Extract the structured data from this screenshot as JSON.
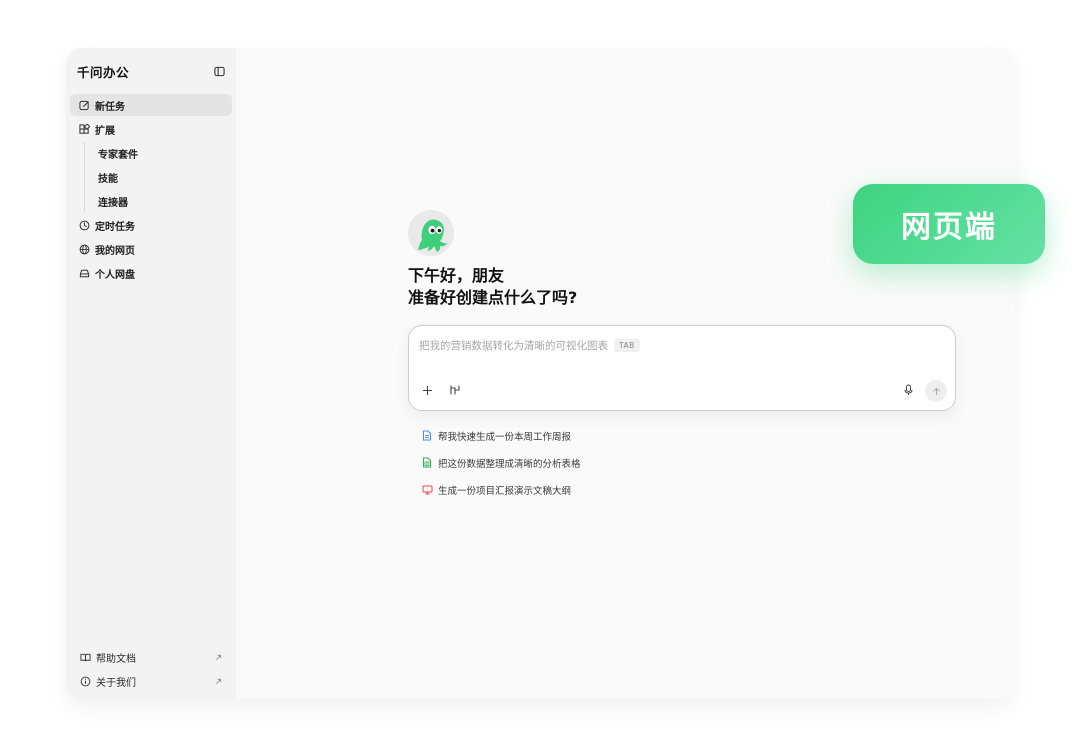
{
  "app": {
    "title": "千问办公"
  },
  "sidebar": {
    "items": [
      {
        "label": "新任务",
        "icon": "edit-icon",
        "active": true
      },
      {
        "label": "扩展",
        "icon": "apps-icon"
      }
    ],
    "sub_items": [
      {
        "label": "专家套件"
      },
      {
        "label": "技能"
      },
      {
        "label": "连接器"
      }
    ],
    "items_after": [
      {
        "label": "定时任务",
        "icon": "clock-icon"
      },
      {
        "label": "我的网页",
        "icon": "globe-icon"
      },
      {
        "label": "个人网盘",
        "icon": "drive-icon"
      }
    ],
    "footer": [
      {
        "label": "帮助文档",
        "icon": "book-icon"
      },
      {
        "label": "关于我们",
        "icon": "info-icon"
      }
    ]
  },
  "main": {
    "greeting_line1": "下午好，朋友",
    "greeting_line2": "准备好创建点什么了吗?",
    "composer": {
      "placeholder": "把我的营销数据转化为清晰的可视化图表",
      "tab_hint": "TAB"
    },
    "suggestions": [
      {
        "label": "帮我快速生成一份本周工作周报",
        "icon": "doc-icon",
        "color": "#3b8df0"
      },
      {
        "label": "把这份数据整理成清晰的分析表格",
        "icon": "sheet-icon",
        "color": "#2fb35a"
      },
      {
        "label": "生成一份项目汇报演示文稿大纲",
        "icon": "slides-icon",
        "color": "#e84a3f"
      }
    ]
  },
  "badge": {
    "label": "网页端",
    "color": "#3ed37f"
  }
}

- - - -

→ INSTRUCTIONS FOR THE TASK:
Every entry must be transcribed exactly. Pictures do not belong in the copy.

→ RESPONSE TO THE TASK:
Extract the structured data from this screenshot as JSON.
{
  "app": {
    "title": "千问办公"
  },
  "sidebar": {
    "items": [
      {
        "label": "新任务",
        "icon": "edit-icon",
        "active": true
      },
      {
        "label": "扩展",
        "icon": "apps-icon"
      }
    ],
    "sub_items": [
      {
        "label": "专家套件"
      },
      {
        "label": "技能"
      },
      {
        "label": "连接器"
      }
    ],
    "items_after": [
      {
        "label": "定时任务",
        "icon": "clock-icon"
      },
      {
        "label": "我的网页",
        "icon": "globe-icon"
      },
      {
        "label": "个人网盘",
        "icon": "drive-icon"
      }
    ],
    "footer": [
      {
        "label": "帮助文档",
        "icon": "book-icon"
      },
      {
        "label": "关于我们",
        "icon": "info-icon"
      }
    ]
  },
  "main": {
    "greeting_line1": "下午好，朋友",
    "greeting_line2": "准备好创建点什么了吗?",
    "composer": {
      "placeholder": "把我的营销数据转化为清晰的可视化图表",
      "tab_hint": "TAB"
    },
    "suggestions": [
      {
        "label": "帮我快速生成一份本周工作周报",
        "icon": "doc-icon",
        "color": "#3b8df0"
      },
      {
        "label": "把这份数据整理成清晰的分析表格",
        "icon": "sheet-icon",
        "color": "#2fb35a"
      },
      {
        "label": "生成一份项目汇报演示文稿大纲",
        "icon": "slides-icon",
        "color": "#e84a3f"
      }
    ]
  },
  "badge": {
    "label": "网页端",
    "color": "#3ed37f"
  }
}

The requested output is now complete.